### Material shown:
** BEGIN **

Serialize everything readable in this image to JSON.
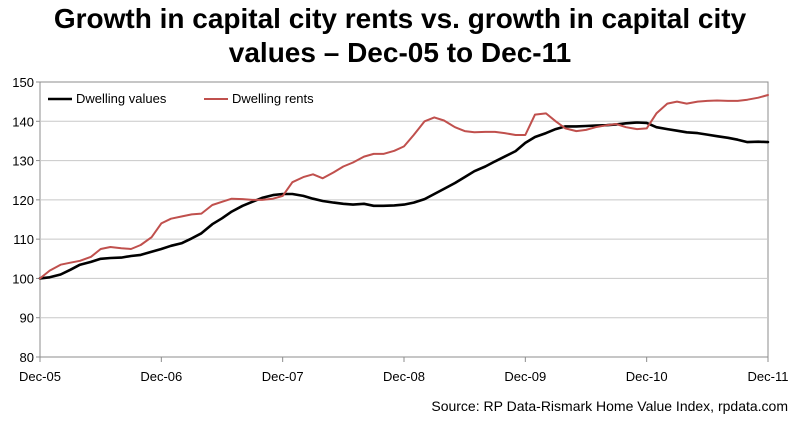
{
  "title_line1": "Growth in capital city rents vs. growth in capital city",
  "title_line2": "values – Dec-05 to Dec-11",
  "source": "Source: RP Data-Rismark Home Value Index, rpdata.com",
  "chart_data": {
    "type": "line",
    "title": "Growth in capital city rents vs. growth in capital city values – Dec-05 to Dec-11",
    "xlabel": "",
    "ylabel": "",
    "x_ticks": [
      "Dec-05",
      "Dec-06",
      "Dec-07",
      "Dec-08",
      "Dec-09",
      "Dec-10",
      "Dec-11"
    ],
    "ylim": [
      80,
      150
    ],
    "y_ticks": [
      80,
      90,
      100,
      110,
      120,
      130,
      140,
      150
    ],
    "grid": "horizontal",
    "legend_position": "top-left",
    "series": [
      {
        "name": "Dwelling values",
        "color": "#000000",
        "x": [
          0,
          0.08,
          0.17,
          0.25,
          0.33,
          0.42,
          0.5,
          0.58,
          0.67,
          0.75,
          0.83,
          0.92,
          1.0,
          1.08,
          1.17,
          1.25,
          1.33,
          1.42,
          1.5,
          1.58,
          1.67,
          1.75,
          1.83,
          1.92,
          2.0,
          2.08,
          2.17,
          2.25,
          2.33,
          2.42,
          2.5,
          2.58,
          2.67,
          2.75,
          2.83,
          2.92,
          3.0,
          3.08,
          3.17,
          3.25,
          3.33,
          3.42,
          3.5,
          3.58,
          3.67,
          3.75,
          3.83,
          3.92,
          4.0,
          4.08,
          4.17,
          4.25,
          4.33,
          4.42,
          4.5,
          4.58,
          4.67,
          4.75,
          4.83,
          4.92,
          5.0,
          5.08,
          5.17,
          5.25,
          5.33,
          5.42,
          5.5,
          5.58,
          5.67,
          5.75,
          5.83,
          5.92,
          6.0
        ],
        "values": [
          100,
          100.3,
          101,
          102.2,
          103.5,
          104.2,
          105,
          105.2,
          105.3,
          105.7,
          106,
          106.8,
          107.5,
          108.3,
          109,
          110.2,
          111.5,
          113.8,
          115.3,
          117,
          118.5,
          119.5,
          120.5,
          121.2,
          121.5,
          121.5,
          121,
          120.3,
          119.7,
          119.3,
          119,
          118.8,
          119,
          118.5,
          118.5,
          118.6,
          118.8,
          119.3,
          120.2,
          121.5,
          122.8,
          124.3,
          125.8,
          127.3,
          128.5,
          129.8,
          131,
          132.4,
          134.5,
          136,
          137,
          138,
          138.7,
          138.7,
          138.8,
          138.9,
          139,
          139.2,
          139.5,
          139.7,
          139.6,
          138.5,
          138,
          137.6,
          137.2,
          137,
          136.6,
          136.2,
          135.8,
          135.3,
          134.7,
          134.8,
          134.7
        ]
      },
      {
        "name": "Dwelling rents",
        "color": "#c0504d",
        "x": [
          0,
          0.08,
          0.17,
          0.25,
          0.33,
          0.42,
          0.5,
          0.58,
          0.67,
          0.75,
          0.83,
          0.92,
          1.0,
          1.08,
          1.17,
          1.25,
          1.33,
          1.42,
          1.5,
          1.58,
          1.67,
          1.75,
          1.83,
          1.92,
          2.0,
          2.08,
          2.17,
          2.25,
          2.33,
          2.42,
          2.5,
          2.58,
          2.67,
          2.75,
          2.83,
          2.92,
          3.0,
          3.08,
          3.17,
          3.25,
          3.33,
          3.42,
          3.5,
          3.58,
          3.67,
          3.75,
          3.83,
          3.92,
          4.0,
          4.08,
          4.17,
          4.25,
          4.33,
          4.42,
          4.5,
          4.58,
          4.67,
          4.75,
          4.83,
          4.92,
          5.0,
          5.08,
          5.17,
          5.25,
          5.33,
          5.42,
          5.5,
          5.58,
          5.67,
          5.75,
          5.83,
          5.92,
          6.0
        ],
        "values": [
          100,
          102,
          103.5,
          104,
          104.5,
          105.5,
          107.5,
          108,
          107.7,
          107.5,
          108.5,
          110.5,
          114,
          115.2,
          115.8,
          116.3,
          116.5,
          118.7,
          119.5,
          120.3,
          120.2,
          120,
          120,
          120.3,
          121,
          124.5,
          125.8,
          126.5,
          125.5,
          127,
          128.5,
          129.5,
          131,
          131.7,
          131.7,
          132.5,
          133.6,
          136.5,
          140,
          141,
          140.2,
          138.5,
          137.5,
          137.2,
          137.3,
          137.3,
          137,
          136.5,
          136.5,
          141.7,
          142,
          140,
          138.2,
          137.5,
          137.8,
          138.5,
          139,
          139.3,
          138.5,
          138,
          138.2,
          142,
          144.5,
          145,
          144.5,
          145,
          145.2,
          145.3,
          145.2,
          145.2,
          145.5,
          146,
          146.7
        ]
      }
    ]
  }
}
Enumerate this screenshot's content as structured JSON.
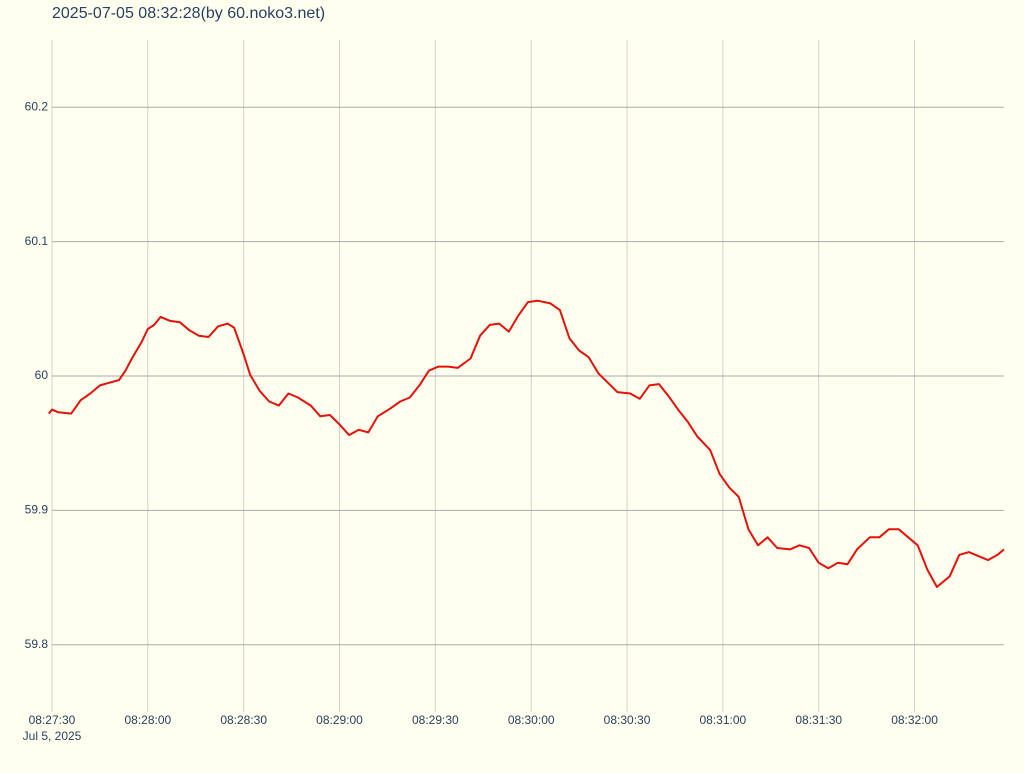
{
  "chart_data": {
    "type": "line",
    "title": "2025-07-05 08:32:28(by 60.noko3.net)",
    "date_label": "Jul 5, 2025",
    "x": [
      "08:27:29",
      "08:27:30",
      "08:27:32",
      "08:27:36",
      "08:27:39",
      "08:27:42",
      "08:27:45",
      "08:27:48",
      "08:27:51",
      "08:27:53",
      "08:27:55",
      "08:27:58",
      "08:28:00",
      "08:28:02",
      "08:28:04",
      "08:28:07",
      "08:28:10",
      "08:28:13",
      "08:28:16",
      "08:28:19",
      "08:28:22",
      "08:28:25",
      "08:28:27",
      "08:28:30",
      "08:28:32",
      "08:28:35",
      "08:28:38",
      "08:28:41",
      "08:28:44",
      "08:28:47",
      "08:28:51",
      "08:28:54",
      "08:28:57",
      "08:29:00",
      "08:29:03",
      "08:29:06",
      "08:29:09",
      "08:29:12",
      "08:29:16",
      "08:29:19",
      "08:29:22",
      "08:29:25",
      "08:29:28",
      "08:29:31",
      "08:29:34",
      "08:29:37",
      "08:29:41",
      "08:29:44",
      "08:29:47",
      "08:29:50",
      "08:29:53",
      "08:29:56",
      "08:29:59",
      "08:30:02",
      "08:30:06",
      "08:30:09",
      "08:30:12",
      "08:30:15",
      "08:30:18",
      "08:30:21",
      "08:30:24",
      "08:30:27",
      "08:30:31",
      "08:30:34",
      "08:30:37",
      "08:30:40",
      "08:30:43",
      "08:30:46",
      "08:30:49",
      "08:30:52",
      "08:30:56",
      "08:30:59",
      "08:31:02",
      "08:31:05",
      "08:31:08",
      "08:31:11",
      "08:31:14",
      "08:31:17",
      "08:31:21",
      "08:31:24",
      "08:31:27",
      "08:31:30",
      "08:31:33",
      "08:31:36",
      "08:31:39",
      "08:31:42",
      "08:31:46",
      "08:31:49",
      "08:31:52",
      "08:31:55",
      "08:31:58",
      "08:32:01",
      "08:32:04",
      "08:32:07",
      "08:32:11",
      "08:32:14",
      "08:32:17",
      "08:32:20",
      "08:32:23",
      "08:32:26",
      "08:32:28"
    ],
    "series": [
      {
        "color": "#e3120b",
        "values": [
          59.972,
          59.975,
          59.973,
          59.972,
          59.982,
          59.987,
          59.993,
          59.995,
          59.997,
          60.004,
          60.013,
          60.025,
          60.035,
          60.038,
          60.044,
          60.041,
          60.04,
          60.034,
          60.03,
          60.029,
          60.037,
          60.039,
          60.036,
          60.016,
          60.001,
          59.989,
          59.981,
          59.978,
          59.987,
          59.984,
          59.978,
          59.97,
          59.971,
          59.964,
          59.956,
          59.96,
          59.958,
          59.97,
          59.976,
          59.981,
          59.984,
          59.993,
          60.004,
          60.007,
          60.007,
          60.006,
          60.013,
          60.03,
          60.038,
          60.039,
          60.033,
          60.045,
          60.055,
          60.056,
          60.054,
          60.049,
          60.028,
          60.019,
          60.014,
          60.002,
          59.995,
          59.988,
          59.987,
          59.983,
          59.993,
          59.994,
          59.985,
          59.975,
          59.966,
          59.955,
          59.945,
          59.927,
          59.917,
          59.91,
          59.886,
          59.874,
          59.88,
          59.872,
          59.871,
          59.874,
          59.872,
          59.861,
          59.857,
          59.861,
          59.86,
          59.871,
          59.88,
          59.88,
          59.886,
          59.886,
          59.88,
          59.874,
          59.856,
          59.843,
          59.851,
          59.867,
          59.869,
          59.866,
          59.863,
          59.867,
          59.871
        ]
      }
    ],
    "xlim": [
      "08:27:29",
      "08:32:28"
    ],
    "xticks": [
      "08:27:30",
      "08:28:00",
      "08:28:30",
      "08:29:00",
      "08:29:30",
      "08:30:00",
      "08:30:30",
      "08:31:00",
      "08:31:30",
      "08:32:00"
    ],
    "ylim": [
      59.75,
      60.25
    ],
    "yticks": [
      59.8,
      59.9,
      60,
      60.1,
      60.2
    ],
    "grid": true
  }
}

** END **

### What the task asks:
Looking at the records above, say how many lines hold the string "JSON". Write nothing but the number.

### Answer to the problem:
2